Directive => From the entries below, tally how many lines contain "page" and report only that figure.

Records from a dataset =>
==================================================

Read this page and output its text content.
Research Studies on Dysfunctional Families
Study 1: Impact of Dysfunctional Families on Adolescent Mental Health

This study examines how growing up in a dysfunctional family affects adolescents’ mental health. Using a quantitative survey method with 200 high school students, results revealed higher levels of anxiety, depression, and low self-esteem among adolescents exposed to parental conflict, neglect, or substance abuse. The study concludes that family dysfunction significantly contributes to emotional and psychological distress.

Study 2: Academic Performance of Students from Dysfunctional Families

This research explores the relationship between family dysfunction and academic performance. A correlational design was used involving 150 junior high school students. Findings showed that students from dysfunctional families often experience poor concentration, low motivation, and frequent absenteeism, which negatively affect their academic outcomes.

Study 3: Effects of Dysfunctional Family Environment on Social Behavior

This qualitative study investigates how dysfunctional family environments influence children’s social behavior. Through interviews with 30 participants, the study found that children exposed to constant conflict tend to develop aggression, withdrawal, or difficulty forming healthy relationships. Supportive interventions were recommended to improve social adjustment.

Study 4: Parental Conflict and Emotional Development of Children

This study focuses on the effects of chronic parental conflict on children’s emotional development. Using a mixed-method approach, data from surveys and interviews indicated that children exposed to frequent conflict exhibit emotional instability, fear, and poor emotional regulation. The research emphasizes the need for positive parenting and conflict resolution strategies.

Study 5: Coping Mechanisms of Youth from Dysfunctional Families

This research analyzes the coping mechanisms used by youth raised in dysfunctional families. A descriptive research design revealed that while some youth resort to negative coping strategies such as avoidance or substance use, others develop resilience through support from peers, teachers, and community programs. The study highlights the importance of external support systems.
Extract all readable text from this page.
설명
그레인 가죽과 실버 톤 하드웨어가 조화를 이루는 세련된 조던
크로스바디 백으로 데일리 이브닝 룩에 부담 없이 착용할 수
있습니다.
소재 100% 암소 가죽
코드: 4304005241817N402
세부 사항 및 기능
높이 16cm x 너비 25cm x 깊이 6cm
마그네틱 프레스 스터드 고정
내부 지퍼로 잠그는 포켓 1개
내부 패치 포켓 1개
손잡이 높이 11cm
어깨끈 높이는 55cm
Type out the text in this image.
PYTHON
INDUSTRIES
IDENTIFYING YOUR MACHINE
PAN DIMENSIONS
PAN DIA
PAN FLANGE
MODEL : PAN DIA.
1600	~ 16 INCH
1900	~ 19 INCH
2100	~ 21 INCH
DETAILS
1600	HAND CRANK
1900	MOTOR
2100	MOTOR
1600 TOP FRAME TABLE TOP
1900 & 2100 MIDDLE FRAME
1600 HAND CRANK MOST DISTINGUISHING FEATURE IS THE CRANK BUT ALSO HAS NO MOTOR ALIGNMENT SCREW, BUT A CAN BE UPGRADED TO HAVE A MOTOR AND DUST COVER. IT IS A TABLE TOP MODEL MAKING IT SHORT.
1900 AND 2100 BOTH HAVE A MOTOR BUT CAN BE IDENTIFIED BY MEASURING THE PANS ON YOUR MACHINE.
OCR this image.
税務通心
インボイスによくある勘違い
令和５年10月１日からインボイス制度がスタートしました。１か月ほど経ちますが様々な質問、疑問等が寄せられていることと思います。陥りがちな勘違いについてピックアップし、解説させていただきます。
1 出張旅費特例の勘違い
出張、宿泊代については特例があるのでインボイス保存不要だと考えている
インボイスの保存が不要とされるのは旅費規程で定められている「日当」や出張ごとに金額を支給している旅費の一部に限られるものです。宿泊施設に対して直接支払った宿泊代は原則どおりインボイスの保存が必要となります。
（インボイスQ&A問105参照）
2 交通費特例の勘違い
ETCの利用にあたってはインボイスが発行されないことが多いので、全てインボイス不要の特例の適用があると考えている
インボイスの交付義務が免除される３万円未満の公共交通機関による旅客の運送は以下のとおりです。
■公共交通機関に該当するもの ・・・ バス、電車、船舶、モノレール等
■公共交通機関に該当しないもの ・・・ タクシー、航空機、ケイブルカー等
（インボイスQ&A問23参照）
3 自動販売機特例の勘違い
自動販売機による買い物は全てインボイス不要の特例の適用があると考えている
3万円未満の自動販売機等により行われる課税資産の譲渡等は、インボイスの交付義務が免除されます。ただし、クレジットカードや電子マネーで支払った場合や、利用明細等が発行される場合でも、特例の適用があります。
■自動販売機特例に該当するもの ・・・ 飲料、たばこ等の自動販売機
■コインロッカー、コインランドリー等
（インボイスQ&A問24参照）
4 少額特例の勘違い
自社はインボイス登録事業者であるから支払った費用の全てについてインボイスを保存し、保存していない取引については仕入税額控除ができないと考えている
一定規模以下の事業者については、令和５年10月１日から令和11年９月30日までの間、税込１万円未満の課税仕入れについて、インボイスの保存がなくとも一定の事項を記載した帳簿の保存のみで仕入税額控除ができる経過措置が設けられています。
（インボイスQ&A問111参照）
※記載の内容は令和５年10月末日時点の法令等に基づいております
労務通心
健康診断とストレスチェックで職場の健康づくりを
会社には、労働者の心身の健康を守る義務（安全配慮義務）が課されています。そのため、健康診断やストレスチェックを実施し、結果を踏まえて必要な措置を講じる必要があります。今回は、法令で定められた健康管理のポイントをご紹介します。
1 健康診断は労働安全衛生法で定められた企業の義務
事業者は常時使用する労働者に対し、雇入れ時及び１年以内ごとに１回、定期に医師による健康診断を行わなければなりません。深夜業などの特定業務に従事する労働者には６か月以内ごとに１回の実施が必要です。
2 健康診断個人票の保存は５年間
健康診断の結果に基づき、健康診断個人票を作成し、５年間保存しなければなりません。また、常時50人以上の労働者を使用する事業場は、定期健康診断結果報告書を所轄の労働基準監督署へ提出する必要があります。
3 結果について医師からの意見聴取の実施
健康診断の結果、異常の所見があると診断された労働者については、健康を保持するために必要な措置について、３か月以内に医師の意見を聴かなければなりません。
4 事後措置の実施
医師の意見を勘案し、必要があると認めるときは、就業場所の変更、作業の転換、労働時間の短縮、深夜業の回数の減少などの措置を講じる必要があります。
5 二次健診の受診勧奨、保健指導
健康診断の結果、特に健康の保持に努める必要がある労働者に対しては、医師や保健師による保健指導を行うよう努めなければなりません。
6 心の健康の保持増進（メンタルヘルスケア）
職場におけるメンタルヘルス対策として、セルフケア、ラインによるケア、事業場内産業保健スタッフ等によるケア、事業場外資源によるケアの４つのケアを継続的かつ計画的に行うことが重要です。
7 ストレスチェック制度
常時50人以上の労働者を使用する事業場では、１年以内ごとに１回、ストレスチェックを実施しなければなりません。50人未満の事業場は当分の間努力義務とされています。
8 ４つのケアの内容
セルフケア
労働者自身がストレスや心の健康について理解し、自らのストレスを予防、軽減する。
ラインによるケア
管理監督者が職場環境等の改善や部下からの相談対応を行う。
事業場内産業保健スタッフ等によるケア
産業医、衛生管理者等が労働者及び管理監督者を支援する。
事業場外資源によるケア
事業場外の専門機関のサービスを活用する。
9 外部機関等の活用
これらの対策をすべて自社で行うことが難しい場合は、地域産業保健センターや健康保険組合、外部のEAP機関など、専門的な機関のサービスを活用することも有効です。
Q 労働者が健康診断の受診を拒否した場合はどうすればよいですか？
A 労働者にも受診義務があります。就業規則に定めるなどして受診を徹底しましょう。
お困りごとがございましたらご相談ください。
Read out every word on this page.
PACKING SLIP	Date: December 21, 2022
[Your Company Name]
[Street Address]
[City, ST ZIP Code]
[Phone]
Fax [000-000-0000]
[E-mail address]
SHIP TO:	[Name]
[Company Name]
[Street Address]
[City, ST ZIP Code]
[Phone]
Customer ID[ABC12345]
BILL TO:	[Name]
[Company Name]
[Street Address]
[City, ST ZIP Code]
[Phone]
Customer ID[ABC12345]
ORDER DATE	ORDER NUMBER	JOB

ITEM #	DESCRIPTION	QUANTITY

==================================================

Problem solution => 3